§ Raw data:

>>>>>

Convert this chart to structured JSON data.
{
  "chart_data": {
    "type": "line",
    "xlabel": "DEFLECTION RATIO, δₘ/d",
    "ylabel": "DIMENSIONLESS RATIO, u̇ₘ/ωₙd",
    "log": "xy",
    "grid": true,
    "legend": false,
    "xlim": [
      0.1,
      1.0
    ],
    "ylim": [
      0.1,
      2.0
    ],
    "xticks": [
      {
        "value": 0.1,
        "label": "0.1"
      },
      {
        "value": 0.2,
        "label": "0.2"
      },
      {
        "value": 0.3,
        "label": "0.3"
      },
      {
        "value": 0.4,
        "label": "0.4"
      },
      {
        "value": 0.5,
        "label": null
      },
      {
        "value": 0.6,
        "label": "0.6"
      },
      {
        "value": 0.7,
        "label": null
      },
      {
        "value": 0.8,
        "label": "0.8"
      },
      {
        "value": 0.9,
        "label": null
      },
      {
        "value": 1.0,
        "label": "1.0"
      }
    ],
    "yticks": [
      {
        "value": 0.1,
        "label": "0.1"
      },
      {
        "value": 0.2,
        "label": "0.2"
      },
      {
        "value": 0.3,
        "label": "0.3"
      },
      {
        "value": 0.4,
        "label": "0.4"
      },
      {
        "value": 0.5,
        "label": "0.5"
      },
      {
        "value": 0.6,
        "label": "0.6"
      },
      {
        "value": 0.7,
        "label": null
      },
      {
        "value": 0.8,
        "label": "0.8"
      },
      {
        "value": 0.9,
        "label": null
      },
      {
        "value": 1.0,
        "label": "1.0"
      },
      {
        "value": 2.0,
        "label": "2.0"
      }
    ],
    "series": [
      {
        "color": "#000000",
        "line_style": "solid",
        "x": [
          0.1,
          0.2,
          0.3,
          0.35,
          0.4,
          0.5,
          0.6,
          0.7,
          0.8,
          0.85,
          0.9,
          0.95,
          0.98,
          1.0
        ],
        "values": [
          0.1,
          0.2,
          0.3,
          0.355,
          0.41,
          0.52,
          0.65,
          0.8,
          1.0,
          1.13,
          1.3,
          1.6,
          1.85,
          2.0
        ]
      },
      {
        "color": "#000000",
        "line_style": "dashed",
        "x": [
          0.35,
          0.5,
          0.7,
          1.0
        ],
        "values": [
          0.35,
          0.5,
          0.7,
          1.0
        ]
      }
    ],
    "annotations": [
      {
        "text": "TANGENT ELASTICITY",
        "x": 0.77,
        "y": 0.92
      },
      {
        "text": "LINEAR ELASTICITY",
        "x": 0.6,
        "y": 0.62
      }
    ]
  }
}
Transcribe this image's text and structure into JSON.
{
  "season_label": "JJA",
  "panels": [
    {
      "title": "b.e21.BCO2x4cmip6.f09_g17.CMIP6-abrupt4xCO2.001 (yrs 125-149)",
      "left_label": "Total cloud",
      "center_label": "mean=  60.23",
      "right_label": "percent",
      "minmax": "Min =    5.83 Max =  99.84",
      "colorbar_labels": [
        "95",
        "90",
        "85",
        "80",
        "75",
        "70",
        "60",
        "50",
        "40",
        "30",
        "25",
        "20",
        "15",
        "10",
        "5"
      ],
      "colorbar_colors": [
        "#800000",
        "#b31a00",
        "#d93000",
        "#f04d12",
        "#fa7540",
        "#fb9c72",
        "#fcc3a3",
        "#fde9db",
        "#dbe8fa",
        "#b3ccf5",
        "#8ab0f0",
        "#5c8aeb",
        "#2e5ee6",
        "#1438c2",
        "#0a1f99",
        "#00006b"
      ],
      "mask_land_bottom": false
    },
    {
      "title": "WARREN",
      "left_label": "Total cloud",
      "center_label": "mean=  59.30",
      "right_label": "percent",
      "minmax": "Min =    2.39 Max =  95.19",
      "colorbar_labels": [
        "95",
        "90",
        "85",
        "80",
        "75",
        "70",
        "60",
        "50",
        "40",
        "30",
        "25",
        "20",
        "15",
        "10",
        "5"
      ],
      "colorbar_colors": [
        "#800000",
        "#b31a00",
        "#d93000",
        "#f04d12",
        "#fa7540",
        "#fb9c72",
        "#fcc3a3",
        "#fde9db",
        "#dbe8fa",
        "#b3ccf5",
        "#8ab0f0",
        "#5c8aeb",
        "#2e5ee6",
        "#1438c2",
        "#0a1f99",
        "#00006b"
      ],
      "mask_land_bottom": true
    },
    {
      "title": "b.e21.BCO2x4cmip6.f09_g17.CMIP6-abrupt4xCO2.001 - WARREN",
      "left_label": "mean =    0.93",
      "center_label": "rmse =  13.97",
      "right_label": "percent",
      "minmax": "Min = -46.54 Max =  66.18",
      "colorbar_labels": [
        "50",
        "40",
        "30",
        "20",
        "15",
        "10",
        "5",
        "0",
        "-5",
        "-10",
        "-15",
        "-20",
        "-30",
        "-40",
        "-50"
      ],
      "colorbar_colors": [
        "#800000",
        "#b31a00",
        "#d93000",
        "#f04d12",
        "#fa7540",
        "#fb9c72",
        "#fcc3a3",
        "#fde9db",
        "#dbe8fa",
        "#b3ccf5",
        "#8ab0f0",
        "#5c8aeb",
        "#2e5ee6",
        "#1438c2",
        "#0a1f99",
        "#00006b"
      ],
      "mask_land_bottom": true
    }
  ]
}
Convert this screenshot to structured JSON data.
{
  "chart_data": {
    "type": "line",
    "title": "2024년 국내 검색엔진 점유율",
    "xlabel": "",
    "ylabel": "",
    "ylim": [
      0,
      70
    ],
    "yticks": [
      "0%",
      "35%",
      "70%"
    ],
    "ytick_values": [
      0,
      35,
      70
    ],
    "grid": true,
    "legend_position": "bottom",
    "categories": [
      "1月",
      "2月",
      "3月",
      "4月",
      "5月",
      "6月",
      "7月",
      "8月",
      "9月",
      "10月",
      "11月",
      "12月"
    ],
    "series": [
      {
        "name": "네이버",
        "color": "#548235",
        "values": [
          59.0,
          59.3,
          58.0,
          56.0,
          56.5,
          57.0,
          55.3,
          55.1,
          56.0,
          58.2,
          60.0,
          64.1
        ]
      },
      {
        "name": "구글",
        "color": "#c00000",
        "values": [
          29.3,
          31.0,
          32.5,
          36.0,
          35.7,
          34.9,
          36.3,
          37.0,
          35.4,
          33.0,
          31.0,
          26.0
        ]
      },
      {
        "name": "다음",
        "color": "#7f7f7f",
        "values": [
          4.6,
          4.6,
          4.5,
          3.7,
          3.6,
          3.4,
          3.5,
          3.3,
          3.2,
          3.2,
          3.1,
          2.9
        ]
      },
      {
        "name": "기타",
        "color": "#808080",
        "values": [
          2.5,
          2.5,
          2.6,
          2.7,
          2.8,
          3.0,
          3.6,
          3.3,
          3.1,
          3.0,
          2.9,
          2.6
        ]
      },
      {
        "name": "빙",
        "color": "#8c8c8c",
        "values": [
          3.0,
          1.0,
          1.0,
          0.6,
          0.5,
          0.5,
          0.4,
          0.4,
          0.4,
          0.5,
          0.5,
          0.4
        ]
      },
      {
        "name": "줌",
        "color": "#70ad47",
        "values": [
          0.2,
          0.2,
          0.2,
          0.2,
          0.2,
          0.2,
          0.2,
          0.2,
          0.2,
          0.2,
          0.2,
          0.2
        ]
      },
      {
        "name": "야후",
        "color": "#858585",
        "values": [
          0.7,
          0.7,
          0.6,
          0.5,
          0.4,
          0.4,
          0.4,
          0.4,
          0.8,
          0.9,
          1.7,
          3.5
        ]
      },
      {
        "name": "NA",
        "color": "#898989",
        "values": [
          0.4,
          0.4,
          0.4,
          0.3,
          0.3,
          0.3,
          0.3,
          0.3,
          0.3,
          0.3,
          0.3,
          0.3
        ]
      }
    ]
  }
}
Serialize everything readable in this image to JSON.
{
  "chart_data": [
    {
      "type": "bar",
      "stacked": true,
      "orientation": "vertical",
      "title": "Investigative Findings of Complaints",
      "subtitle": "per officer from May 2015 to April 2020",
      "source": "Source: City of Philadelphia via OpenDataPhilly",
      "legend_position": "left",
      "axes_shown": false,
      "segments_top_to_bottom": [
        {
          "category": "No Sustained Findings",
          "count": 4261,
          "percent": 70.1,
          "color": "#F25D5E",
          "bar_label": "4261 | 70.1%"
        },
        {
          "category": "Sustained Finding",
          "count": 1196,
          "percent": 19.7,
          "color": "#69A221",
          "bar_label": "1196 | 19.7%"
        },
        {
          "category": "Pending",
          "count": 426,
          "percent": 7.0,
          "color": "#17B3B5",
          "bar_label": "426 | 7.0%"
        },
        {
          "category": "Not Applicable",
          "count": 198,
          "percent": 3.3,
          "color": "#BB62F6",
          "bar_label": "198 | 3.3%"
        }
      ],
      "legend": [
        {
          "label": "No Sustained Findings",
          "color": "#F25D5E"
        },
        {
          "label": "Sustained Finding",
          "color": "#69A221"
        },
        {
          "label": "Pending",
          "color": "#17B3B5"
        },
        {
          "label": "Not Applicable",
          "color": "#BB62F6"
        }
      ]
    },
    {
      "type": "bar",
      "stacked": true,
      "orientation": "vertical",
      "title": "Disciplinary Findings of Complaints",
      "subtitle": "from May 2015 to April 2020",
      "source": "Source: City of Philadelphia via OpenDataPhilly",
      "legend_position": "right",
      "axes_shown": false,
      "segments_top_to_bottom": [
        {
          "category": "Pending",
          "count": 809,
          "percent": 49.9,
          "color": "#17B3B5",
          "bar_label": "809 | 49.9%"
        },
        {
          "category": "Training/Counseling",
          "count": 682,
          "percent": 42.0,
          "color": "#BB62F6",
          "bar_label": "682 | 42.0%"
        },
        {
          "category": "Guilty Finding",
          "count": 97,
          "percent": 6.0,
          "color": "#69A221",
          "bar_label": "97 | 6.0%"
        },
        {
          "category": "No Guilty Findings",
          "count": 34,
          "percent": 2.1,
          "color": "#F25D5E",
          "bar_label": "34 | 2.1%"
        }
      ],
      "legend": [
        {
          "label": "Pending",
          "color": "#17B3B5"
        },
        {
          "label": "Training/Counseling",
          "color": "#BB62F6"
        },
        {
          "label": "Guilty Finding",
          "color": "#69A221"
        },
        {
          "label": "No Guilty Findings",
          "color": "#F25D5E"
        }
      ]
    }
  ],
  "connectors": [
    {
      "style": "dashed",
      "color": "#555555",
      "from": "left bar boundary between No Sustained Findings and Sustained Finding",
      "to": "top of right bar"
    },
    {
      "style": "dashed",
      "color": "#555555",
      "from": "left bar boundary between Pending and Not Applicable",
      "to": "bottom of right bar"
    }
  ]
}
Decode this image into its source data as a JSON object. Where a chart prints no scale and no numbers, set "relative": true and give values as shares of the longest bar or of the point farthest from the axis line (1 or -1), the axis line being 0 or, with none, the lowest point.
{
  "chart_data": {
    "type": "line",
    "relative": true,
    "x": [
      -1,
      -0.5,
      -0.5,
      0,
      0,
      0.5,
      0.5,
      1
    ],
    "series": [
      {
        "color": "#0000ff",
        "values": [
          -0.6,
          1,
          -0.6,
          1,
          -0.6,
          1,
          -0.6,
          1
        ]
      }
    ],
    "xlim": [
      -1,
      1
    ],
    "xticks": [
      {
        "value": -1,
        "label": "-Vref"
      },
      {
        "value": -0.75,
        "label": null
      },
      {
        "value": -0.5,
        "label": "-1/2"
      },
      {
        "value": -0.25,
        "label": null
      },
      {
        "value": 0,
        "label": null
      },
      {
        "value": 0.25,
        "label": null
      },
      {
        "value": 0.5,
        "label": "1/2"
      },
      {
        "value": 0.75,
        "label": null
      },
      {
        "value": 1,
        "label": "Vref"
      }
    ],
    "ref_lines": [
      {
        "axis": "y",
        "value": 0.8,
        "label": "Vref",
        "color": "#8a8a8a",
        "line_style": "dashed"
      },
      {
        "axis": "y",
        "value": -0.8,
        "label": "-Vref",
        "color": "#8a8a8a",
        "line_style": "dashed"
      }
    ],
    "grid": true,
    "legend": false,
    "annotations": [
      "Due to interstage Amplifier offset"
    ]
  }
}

<<<<<

Collect, from the material above, every line containing the word "Training".

          "category": "Training/Counseling",
          "label": "Training/Counseling",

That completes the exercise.